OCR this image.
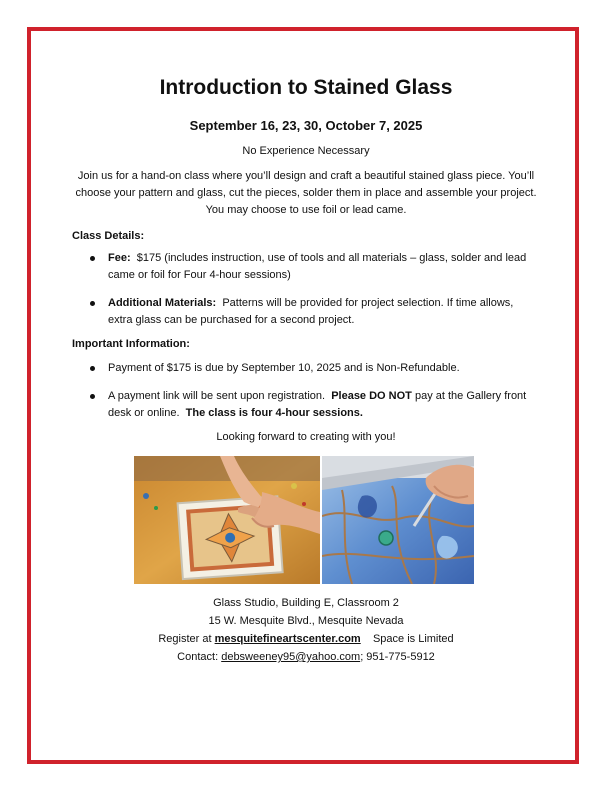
Introduction to Stained Glass
September 16, 23, 30, October 7, 2025
No Experience Necessary

Join us for a hand-on class where you’ll design and craft a beautiful stained glass piece. You’ll
choose your pattern and glass, cut the pieces, solder them in place and assemble your project.
You may choose to use foil or lead came.

Class Details:
Fee: $175 (includes instruction, use of tools and all materials – glass, solder and lead
came or foil for Four 4-hour sessions)
Additional Materials: Patterns will be provided for project selection. If time allows,
extra glass can be purchased for a second project.
Important Information:
Payment of $175 is due by September 10, 2025 and is Non-Refundable.
A payment link will be sent upon registration. Please DO NOT pay at the Gallery front
desk or online. The class is four 4-hour sessions.
Looking forward to creating with you!
Glass Studio, Building E, Classroom 2
15 W. Mesquite Blvd., Mesquite Nevada
Register at mesquitefineartscenter.com Space is Limited
Contact: debsweeney95@yahoo.com; 951-775-5912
☆ ☆ ☆ ☆ ☆
**Written instruction:** Return each line exactly as written. Any picture gets left out.

**Task result:**
OCR this image.
Introduction to Stained Glass
September 16, 23, 30, October 7, 2025
No Experience Necessary

Join us for a hand-on class where you’ll design and craft a beautiful stained glass piece. You’ll
choose your pattern and glass, cut the pieces, solder them in place and assemble your project.
You may choose to use foil or lead came.

Class Details:
Fee: $175 (includes instruction, use of tools and all materials – glass, solder and lead
came or foil for Four 4-hour sessions)
Additional Materials: Patterns will be provided for project selection. If time allows,
extra glass can be purchased for a second project.
Important Information:
Payment of $175 is due by September 10, 2025 and is Non-Refundable.
A payment link will be sent upon registration. Please DO NOT pay at the Gallery front
desk or online. The class is four 4-hour sessions.
Looking forward to creating with you!
Glass Studio, Building E, Classroom 2
15 W. Mesquite Blvd., Mesquite Nevada
Register at mesquitefineartscenter.com Space is Limited
Contact: debsweeney95@yahoo.com; 951-775-5912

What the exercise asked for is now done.